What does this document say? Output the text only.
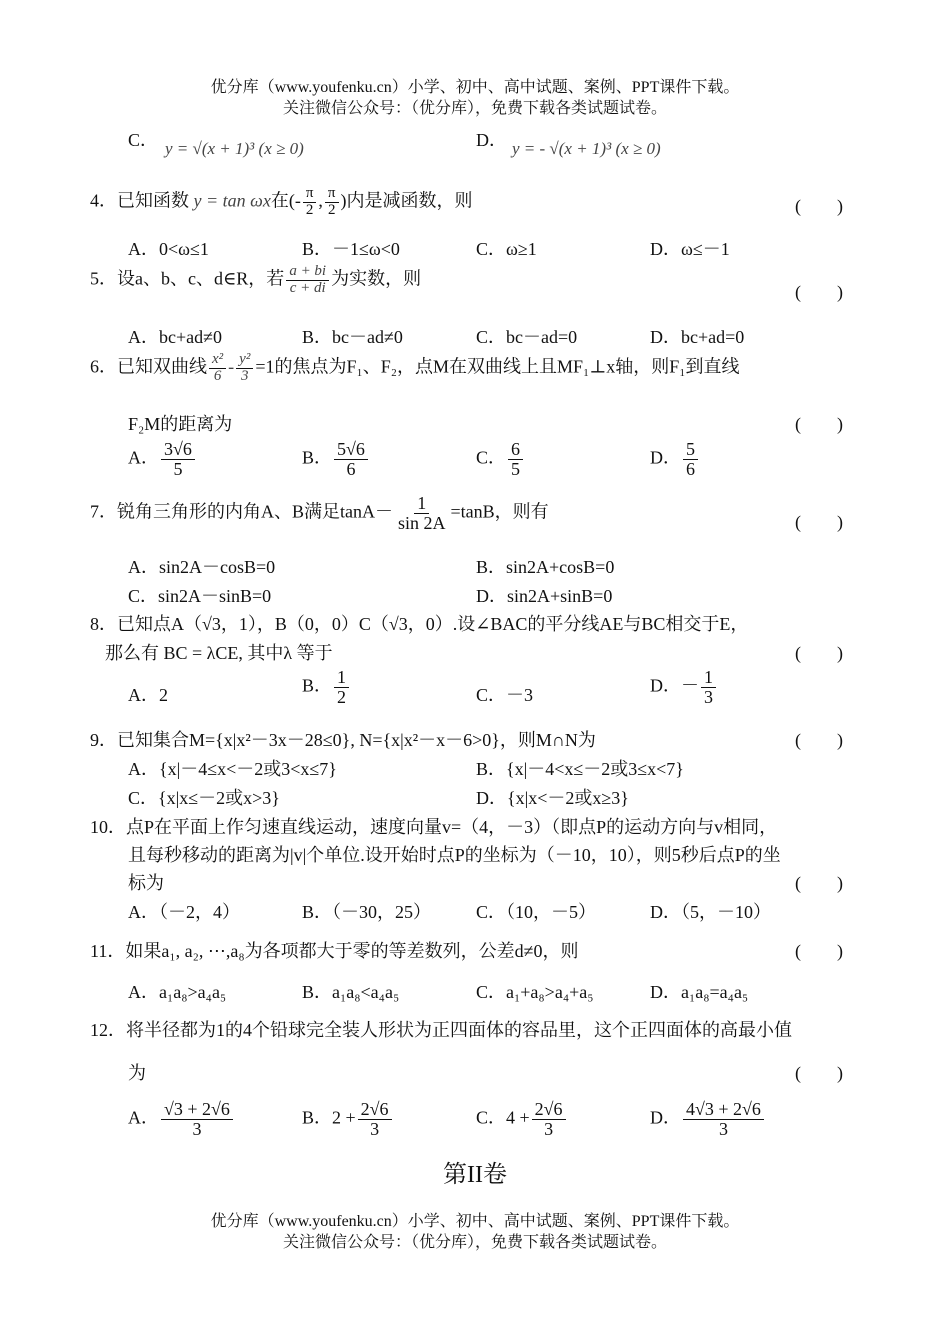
优分库（www.youfenku.cn）小学、初中、高中试题、案例、PPT课件下载。
关注微信公众号：（优分库），免费下载各类试题试卷。
C． y = √(x + 1)³ (x ≥ 0)	D． y = - √(x + 1)³ (x ≥ 0)
4．已知函数 y = tan ωx在(- $\frac{\pi}{2}$ , $\frac{\pi}{2}$ )内是减函数，则	(　　)
A．0<ω≤1	B．－1≤ω<0	C．ω≥1	D．ω≤－1
5．设a、b、c、d∈R，若 $\frac{a + bi}{c + di}$ 为实数，则
(　　)
A．bc+ad≠0	B．bc－ad≠0	C．bc－ad=0	D．bc+ad=0
6．已知双曲线 $\frac{\text{x²}}{6} - \frac{\text{y²}}{3} =1$的焦点为F₁、F₂，点M在双曲线上且MF₁⊥x轴，则F₁到直线
F₂M的距离为	(　　)
A． $\frac{3√6}{5}$	B． $\frac{5√6}{6}$	C． $\frac{6}{5}$	D． $\frac{5}{6}$
7．锐角三角形的内角A、B满足$\tan A- \frac{1}{\sin 2A} =\tan B$，则有
(　　)
A．sin2A－cosB=0	B．sin2A+cosB=0
C．sin2A－sinB=0	D．sin2A+sinB=0
8．已知点A（√3，1），B（0，0）C（√3，0）.设∠BAC的平分线AE与BC相交于E，
那么有 BC = λCE, 其中λ 等于	(　　)
A．2	B． $\frac{1}{2}$	C．－3	D．－ $\frac{1}{3}$
9．已知集合M={x|x²－3x－28≤0}, N={x|x²－x－6>0}，则M∩N为	(　　)
A．{x|－4≤x<－2或3<x≤7}	B．{x|－4<x≤－2或3≤x<7}
C．{x|x≤－2或x>3}	D．{x|x<－2或x≥3}
10．点P在平面上作匀速直线运动，速度向量v=（4，－3）（即点P的运动方向与v相同，
且每秒移动的距离为|v|个单位.设开始时点P的坐标为（－10，10），则5秒后点P的坐
标为	(　　)
A．（－2，4）	B．（－30，25） C．（10，－5）	D．（5，－10）
11．如果a₁, a₂, ⋯,a₈为各项都大于零的等差数列，公差d≠0，则	(　　)
A．a₁a₈>a₄a₅	B．a₁a₈<a₄a₅	C．a₁+a₈>a₄+a₅	D．a₁a₈=a₄a₅
12．将半径都为1的4个铅球完全装人形状为正四面体的容品里，这个正四面体的高最小值
为	(　　)
A． $\frac{√3 + 2√6}{3}$	B．$2 + \frac{2√6}{3}$	C．$4 + \frac{2√6}{3}$	D． $\frac{4√3 + 2√6}{3}$
第II卷
优分库（www.youfenku.cn）小学、初中、高中试题、案例、PPT课件下载。
关注微信公众号：（优分库），免费下载各类试题试卷。
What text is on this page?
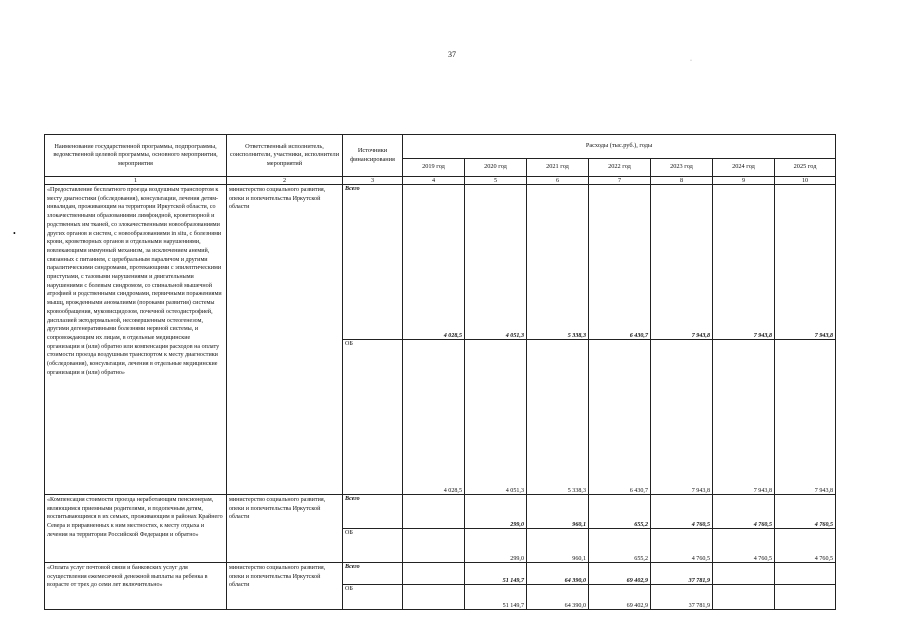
37
•
·
Наименование государственной программы, подпрограммы, ведомственной целевой программы, основного мероприятия, мероприятия	Ответственный исполнитель, соисполнители, участники, исполнители мероприятий	Источники финансирования	Расходы (тыс.руб.), годы						
			2019 год	2020 год	2021 год	2022 год	2023 год	2024 год	2025 год
1	2	3	4	5	6	7	8	9	10
«Предоставление бесплатного проезда воздушным транспортом к месту диагностики (обследования), консультации, лечения детям-инвалидам, проживающим на территории Иркутской области, со злокачественными образованиями лимфоидной, кроветворной и родственных им тканей, со злокачественными новообразованиями других органов и систем, с новообразованиями in situ, с болезнями крови, кроветворных органов и отдельными нарушениями, вовлекающими иммунный механизм, за исключением анемий, связанных с питанием, с церебральным параличом и другими паралитическими синдромами, протекающими с эпилептическими приступами, с тазовыми нарушениями и двигательными нарушениями с болевым синдромом, со спинальной мышечной атрофией и родственными синдромами, первичными поражениями мышц, врожденными аномалиями (пороками развития) системы кровообращения, муковисцидозом, почечной остеодистрофией, дисплазией эктодермальной, несовершенным остеогенезом, другими дегенеративными болезнями нервной системы, и сопровождающим их лицам, в отдельные медицинские организации и (или) обратно или компенсация расходов на оплату стоимости проезда воздушным транспортом к месту диагностики (обследования), консультации, лечения в отдельные медицинские организации и (или) обратно»	министерство социального развития, опеки и попечительства Иркутской области	Всего	4 028,5	4 051,3	5 338,3	6 430,7	7 943,8	7 943,8	7 943,8
		ОБ	4 028,5	4 051,3	5 338,3	6 430,7	7 943,8	7 943,8	7 943,8
«Компенсация стоимости проезда неработающим пенсионерам, являющимся приемными родителями, и подопечным детям, воспитывающимся в их семьях, проживающим в районах Крайнего Севера и приравненных к ним местностях, к месту отдыха и лечения на территории Российской Федерации и обратно»	министерство социального развития, опеки и попечительства Иркутской области	Всего		299,0	960,1	655,2	4 760,5	4 760,5	4 760,5
		ОБ		299,0	960,1	655,2	4 760,5	4 760,5	4 760,5
«Оплата услуг почтовой связи и банковских услуг для осуществления ежемесячной денежной выплаты на ребенка в возрасте от трех до семи лет включительно»	министерство социального развития, опеки и попечительства Иркутской области	Всего		51 149,7	64 390,0	69 402,9	37 781,9		
		ОБ		51 149,7	64 390,0	69 402,9	37 781,9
+--
*Exercise:* Reproduce every line precisely as given, omitting all pictures.

*Written solution:*
What does this document say? Output the text only.
优分库（www.youfenku.cn）小学、初中、高中试题、案例、PPT课件下载。
关注微信公众号：（优分库），免费下载各类试题试卷。
C． y = √(x + 1)³ (x ≥ 0)	D． y = - √(x + 1)³ (x ≥ 0)
4．已知函数 y = tan ωx在(- $\frac{\pi}{2}$ , $\frac{\pi}{2}$ )内是减函数，则	(　　)
A．0<ω≤1	B．－1≤ω<0	C．ω≥1	D．ω≤－1
5．设a、b、c、d∈R，若 $\frac{a + bi}{c + di}$ 为实数，则
(　　)
A．bc+ad≠0	B．bc－ad≠0	C．bc－ad=0	D．bc+ad=0
6．已知双曲线 $\frac{\text{x²}}{6} - \frac{\text{y²}}{3} =1$的焦点为F₁、F₂，点M在双曲线上且MF₁⊥x轴，则F₁到直线
F₂M的距离为	(　　)
A． $\frac{3√6}{5}$	B． $\frac{5√6}{6}$	C． $\frac{6}{5}$	D． $\frac{5}{6}$
7．锐角三角形的内角A、B满足$\tan A- \frac{1}{\sin 2A} =\tan B$，则有
(　　)
A．sin2A－cosB=0	B．sin2A+cosB=0
C．sin2A－sinB=0	D．sin2A+sinB=0
8．已知点A（√3，1），B（0，0）C（√3，0）.设∠BAC的平分线AE与BC相交于E，
那么有 BC = λCE, 其中λ 等于	(　　)
A．2	B． $\frac{1}{2}$	C．－3	D．－ $\frac{1}{3}$
9．已知集合M={x|x²－3x－28≤0}, N={x|x²－x－6>0}，则M∩N为	(　　)
A．{x|－4≤x<－2或3<x≤7}	B．{x|－4<x≤－2或3≤x<7}
C．{x|x≤－2或x>3}	D．{x|x<－2或x≥3}
10．点P在平面上作匀速直线运动，速度向量v=（4，－3）（即点P的运动方向与v相同，
且每秒移动的距离为|v|个单位.设开始时点P的坐标为（－10，10），则5秒后点P的坐
标为	(　　)
A．（－2，4）	B．（－30，25） C．（10，－5）	D．（5，－10）
11．如果a₁, a₂, ⋯,a₈为各项都大于零的等差数列，公差d≠0，则	(　　)
A．a₁a₈>a₄a₅	B．a₁a₈<a₄a₅	C．a₁+a₈>a₄+a₅	D．a₁a₈=a₄a₅
12．将半径都为1的4个铅球完全装人形状为正四面体的容品里，这个正四面体的高最小值
为	(　　)
A． $\frac{√3 + 2√6}{3}$	B．$2 + \frac{2√6}{3}$	C．$4 + \frac{2√6}{3}$	D． $\frac{4√3 + 2√6}{3}$
第II卷
优分库（www.youfenku.cn）小学、初中、高中试题、案例、PPT课件下载。
关注微信公众号：（优分库），免费下载各类试题试卷。
What text is on this page?
37
•
·
Наименование государственной программы, подпрограммы, ведомственной целевой программы, основного мероприятия, мероприятия	Ответственный исполнитель, соисполнители, участники, исполнители мероприятий	Источники финансирования	Расходы (тыс.руб.), годы						
			2019 год	2020 год	2021 год	2022 год	2023 год	2024 год	2025 год
1	2	3	4	5	6	7	8	9	10
«Предоставление бесплатного проезда воздушным транспортом к месту диагностики (обследования), консультации, лечения детям-инвалидам, проживающим на территории Иркутской области, со злокачественными образованиями лимфоидной, кроветворной и родственных им тканей, со злокачественными новообразованиями других органов и систем, с новообразованиями in situ, с болезнями крови, кроветворных органов и отдельными нарушениями, вовлекающими иммунный механизм, за исключением анемий, связанных с питанием, с церебральным параличом и другими паралитическими синдромами, протекающими с эпилептическими приступами, с тазовыми нарушениями и двигательными нарушениями с болевым синдромом, со спинальной мышечной атрофией и родственными синдромами, первичными поражениями мышц, врожденными аномалиями (пороками развития) системы кровообращения, муковисцидозом, почечной остеодистрофией, дисплазией эктодермальной, несовершенным остеогенезом, другими дегенеративными болезнями нервной системы, и сопровождающим их лицам, в отдельные медицинские организации и (или) обратно или компенсация расходов на оплату стоимости проезда воздушным транспортом к месту диагностики (обследования), консультации, лечения в отдельные медицинские организации и (или) обратно»	министерство социального развития, опеки и попечительства Иркутской области	Всего	4 028,5	4 051,3	5 338,3	6 430,7	7 943,8	7 943,8	7 943,8
		ОБ	4 028,5	4 051,3	5 338,3	6 430,7	7 943,8	7 943,8	7 943,8
«Компенсация стоимости проезда неработающим пенсионерам, являющимся приемными родителями, и подопечным детям, воспитывающимся в их семьях, проживающим в районах Крайнего Севера и приравненных к ним местностях, к месту отдыха и лечения на территории Российской Федерации и обратно»	министерство социального развития, опеки и попечительства Иркутской области	Всего		299,0	960,1	655,2	4 760,5	4 760,5	4 760,5
		ОБ		299,0	960,1	655,2	4 760,5	4 760,5	4 760,5
«Оплата услуг почтовой связи и банковских услуг для осуществления ежемесячной денежной выплаты на ребенка в возрасте от трех до семи лет включительно»	министерство социального развития, опеки и попечительства Иркутской области	Всего		51 149,7	64 390,0	69 402,9	37 781,9		
		ОБ		51 149,7	64 390,0	69 402,9	37 781,9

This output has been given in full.